━━━ Data listing
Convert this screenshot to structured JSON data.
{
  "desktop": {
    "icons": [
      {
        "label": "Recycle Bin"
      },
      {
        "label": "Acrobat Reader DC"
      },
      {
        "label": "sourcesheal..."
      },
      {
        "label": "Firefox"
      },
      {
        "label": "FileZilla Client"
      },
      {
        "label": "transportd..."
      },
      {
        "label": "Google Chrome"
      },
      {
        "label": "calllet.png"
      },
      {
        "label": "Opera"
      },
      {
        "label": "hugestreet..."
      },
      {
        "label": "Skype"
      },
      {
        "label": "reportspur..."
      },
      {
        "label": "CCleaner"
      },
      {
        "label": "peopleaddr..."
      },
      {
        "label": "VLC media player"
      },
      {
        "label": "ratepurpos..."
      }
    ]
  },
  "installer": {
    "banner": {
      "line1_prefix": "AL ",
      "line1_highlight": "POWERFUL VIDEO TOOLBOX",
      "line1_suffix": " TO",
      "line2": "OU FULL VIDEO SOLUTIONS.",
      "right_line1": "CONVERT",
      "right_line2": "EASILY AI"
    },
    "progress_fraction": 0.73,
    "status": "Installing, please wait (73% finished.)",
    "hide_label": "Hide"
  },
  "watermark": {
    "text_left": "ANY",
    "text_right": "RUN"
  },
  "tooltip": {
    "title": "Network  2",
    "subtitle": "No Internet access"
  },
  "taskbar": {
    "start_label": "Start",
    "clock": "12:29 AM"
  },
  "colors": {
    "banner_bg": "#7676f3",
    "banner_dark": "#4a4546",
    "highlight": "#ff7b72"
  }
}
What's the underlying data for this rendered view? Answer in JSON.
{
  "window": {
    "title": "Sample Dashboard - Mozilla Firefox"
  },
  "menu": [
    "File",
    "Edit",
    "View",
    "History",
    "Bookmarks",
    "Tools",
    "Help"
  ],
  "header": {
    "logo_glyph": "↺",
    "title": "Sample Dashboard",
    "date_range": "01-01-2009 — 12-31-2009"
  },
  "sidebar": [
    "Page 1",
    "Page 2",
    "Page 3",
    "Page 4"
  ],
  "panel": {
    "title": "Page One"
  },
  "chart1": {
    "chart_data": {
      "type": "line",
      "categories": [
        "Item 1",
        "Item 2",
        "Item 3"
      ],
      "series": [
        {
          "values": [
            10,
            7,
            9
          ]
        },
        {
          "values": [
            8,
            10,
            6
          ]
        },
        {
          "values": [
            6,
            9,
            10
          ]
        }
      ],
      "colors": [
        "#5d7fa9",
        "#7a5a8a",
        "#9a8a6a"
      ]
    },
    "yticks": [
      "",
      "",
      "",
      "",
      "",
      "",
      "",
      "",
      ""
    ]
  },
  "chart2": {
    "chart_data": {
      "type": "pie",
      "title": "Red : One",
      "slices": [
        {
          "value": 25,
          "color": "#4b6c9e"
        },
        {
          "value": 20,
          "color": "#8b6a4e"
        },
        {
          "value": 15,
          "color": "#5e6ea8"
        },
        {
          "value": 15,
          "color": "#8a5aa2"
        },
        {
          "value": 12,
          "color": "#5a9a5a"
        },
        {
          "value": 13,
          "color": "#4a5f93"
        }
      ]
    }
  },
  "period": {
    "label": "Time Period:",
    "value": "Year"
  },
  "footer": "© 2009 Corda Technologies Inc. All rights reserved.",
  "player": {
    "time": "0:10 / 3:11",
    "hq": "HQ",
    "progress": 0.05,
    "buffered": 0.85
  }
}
━━━━━━
Repeat only the lines running from the line that contains "What's the underlying" through the last line above, inclusive.

What's the underlying data for this rendered view? Answer in JSON.
{
  "window": {
    "title": "Sample Dashboard - Mozilla Firefox"
  },
  "menu": [
    "File",
    "Edit",
    "View",
    "History",
    "Bookmarks",
    "Tools",
    "Help"
  ],
  "header": {
    "logo_glyph": "↺",
    "title": "Sample Dashboard",
    "date_range": "01-01-2009 — 12-31-2009"
  },
  "sidebar": [
    "Page 1",
    "Page 2",
    "Page 3",
    "Page 4"
  ],
  "panel": {
    "title": "Page One"
  },
  "chart1": {
    "chart_data": {
      "type": "line",
      "categories": [
        "Item 1",
        "Item 2",
        "Item 3"
      ],
      "series": [
        {
          "values": [
            10,
            7,
            9
          ]
        },
        {
          "values": [
            8,
            10,
            6
          ]
        },
        {
          "values": [
            6,
            9,
            10
          ]
        }
      ],
      "colors": [
        "#5d7fa9",
        "#7a5a8a",
        "#9a8a6a"
      ]
    },
    "yticks": [
      "",
      "",
      "",
      "",
      "",
      "",
      "",
      "",
      ""
    ]
  },
  "chart2": {
    "chart_data": {
      "type": "pie",
      "title": "Red : One",
      "slices": [
        {
          "value": 25,
          "color": "#4b6c9e"
        },
        {
          "value": 20,
          "color": "#8b6a4e"
        },
        {
          "value": 15,
          "color": "#5e6ea8"
        },
        {
          "value": 15,
          "color": "#8a5aa2"
        },
        {
          "value": 12,
          "color": "#5a9a5a"
        },
        {
          "value": 13,
          "color": "#4a5f93"
        }
      ]
    }
  },
  "period": {
    "label": "Time Period:",
    "value": "Year"
  },
  "footer": "© 2009 Corda Technologies Inc. All rights reserved.",
  "player": {
    "time": "0:10 / 3:11",
    "hq": "HQ",
    "progress": 0.05,
    "buffered": 0.85
  }
}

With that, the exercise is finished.